*Exercise directions*:
Your answer is one number, how many lines in the entries include "sondern".

Data for this exercise: Begin

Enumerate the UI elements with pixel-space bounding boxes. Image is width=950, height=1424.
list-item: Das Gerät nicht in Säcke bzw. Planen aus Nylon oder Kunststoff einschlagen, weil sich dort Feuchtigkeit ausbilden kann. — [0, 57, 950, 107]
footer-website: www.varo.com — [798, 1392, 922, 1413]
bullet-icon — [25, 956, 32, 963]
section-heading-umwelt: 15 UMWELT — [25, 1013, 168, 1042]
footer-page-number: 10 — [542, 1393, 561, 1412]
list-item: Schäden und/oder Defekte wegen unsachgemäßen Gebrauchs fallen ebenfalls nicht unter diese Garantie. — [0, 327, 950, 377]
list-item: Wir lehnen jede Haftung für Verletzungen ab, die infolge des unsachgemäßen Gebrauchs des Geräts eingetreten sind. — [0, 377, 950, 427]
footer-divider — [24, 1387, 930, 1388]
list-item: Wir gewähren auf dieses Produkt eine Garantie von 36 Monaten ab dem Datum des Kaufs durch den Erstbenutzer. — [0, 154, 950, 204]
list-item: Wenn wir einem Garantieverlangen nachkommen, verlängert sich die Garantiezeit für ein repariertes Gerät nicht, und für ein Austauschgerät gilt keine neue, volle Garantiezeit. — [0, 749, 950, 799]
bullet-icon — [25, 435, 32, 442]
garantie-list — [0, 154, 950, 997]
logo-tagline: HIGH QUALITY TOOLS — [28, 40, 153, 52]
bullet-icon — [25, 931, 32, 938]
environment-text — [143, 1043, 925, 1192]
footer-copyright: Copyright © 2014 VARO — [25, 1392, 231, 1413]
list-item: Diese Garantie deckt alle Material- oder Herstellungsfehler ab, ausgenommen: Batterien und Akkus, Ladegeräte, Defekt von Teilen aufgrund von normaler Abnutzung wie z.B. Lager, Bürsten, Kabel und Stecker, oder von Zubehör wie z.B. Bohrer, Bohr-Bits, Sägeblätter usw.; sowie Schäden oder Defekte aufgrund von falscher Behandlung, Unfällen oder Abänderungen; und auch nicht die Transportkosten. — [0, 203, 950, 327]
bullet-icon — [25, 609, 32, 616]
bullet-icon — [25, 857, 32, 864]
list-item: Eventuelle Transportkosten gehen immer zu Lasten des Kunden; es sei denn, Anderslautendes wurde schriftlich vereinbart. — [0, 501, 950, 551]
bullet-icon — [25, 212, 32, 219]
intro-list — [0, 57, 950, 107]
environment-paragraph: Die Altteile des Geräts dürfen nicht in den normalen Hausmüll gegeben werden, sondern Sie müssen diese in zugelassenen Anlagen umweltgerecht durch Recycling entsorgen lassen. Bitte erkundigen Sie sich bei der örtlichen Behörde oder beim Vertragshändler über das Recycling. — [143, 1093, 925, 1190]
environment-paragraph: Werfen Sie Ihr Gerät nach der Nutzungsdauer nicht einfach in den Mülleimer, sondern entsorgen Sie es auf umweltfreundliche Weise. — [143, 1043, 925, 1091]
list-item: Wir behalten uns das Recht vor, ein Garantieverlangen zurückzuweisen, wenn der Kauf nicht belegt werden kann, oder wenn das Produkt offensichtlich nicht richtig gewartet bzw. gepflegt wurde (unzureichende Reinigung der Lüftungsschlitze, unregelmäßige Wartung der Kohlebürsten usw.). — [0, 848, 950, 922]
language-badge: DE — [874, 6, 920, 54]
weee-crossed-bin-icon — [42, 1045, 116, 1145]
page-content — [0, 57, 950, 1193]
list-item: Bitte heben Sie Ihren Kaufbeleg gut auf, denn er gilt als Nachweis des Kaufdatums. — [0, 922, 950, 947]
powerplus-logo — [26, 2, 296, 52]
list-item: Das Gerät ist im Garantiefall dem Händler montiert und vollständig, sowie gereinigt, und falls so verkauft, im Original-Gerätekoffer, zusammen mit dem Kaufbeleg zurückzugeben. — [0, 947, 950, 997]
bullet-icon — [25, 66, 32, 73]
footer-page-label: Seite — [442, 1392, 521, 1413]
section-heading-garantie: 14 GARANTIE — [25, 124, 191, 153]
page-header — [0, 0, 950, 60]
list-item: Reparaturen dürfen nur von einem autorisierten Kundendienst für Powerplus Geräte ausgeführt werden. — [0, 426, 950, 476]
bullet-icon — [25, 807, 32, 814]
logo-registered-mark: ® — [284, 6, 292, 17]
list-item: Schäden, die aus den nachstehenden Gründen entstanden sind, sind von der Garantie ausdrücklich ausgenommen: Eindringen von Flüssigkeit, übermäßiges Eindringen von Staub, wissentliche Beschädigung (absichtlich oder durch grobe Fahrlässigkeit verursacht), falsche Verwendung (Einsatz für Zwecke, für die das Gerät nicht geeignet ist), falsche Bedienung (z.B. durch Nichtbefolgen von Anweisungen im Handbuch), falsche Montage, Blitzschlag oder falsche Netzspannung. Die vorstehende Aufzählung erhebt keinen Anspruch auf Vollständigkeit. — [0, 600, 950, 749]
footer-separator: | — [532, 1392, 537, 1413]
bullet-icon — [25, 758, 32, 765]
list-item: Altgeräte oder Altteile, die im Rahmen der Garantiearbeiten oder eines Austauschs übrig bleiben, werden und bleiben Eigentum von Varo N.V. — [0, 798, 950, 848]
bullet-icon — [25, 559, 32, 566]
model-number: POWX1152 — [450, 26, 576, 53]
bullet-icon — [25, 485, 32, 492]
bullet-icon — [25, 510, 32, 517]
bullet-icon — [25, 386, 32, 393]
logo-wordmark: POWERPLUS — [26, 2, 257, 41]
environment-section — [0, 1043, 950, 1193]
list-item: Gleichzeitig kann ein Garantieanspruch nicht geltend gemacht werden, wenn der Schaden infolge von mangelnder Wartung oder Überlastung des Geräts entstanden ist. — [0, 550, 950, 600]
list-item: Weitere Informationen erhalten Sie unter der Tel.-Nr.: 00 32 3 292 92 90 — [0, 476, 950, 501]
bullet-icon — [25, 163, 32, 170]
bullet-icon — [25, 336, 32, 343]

Data for this exercise: End

*Task result*:
2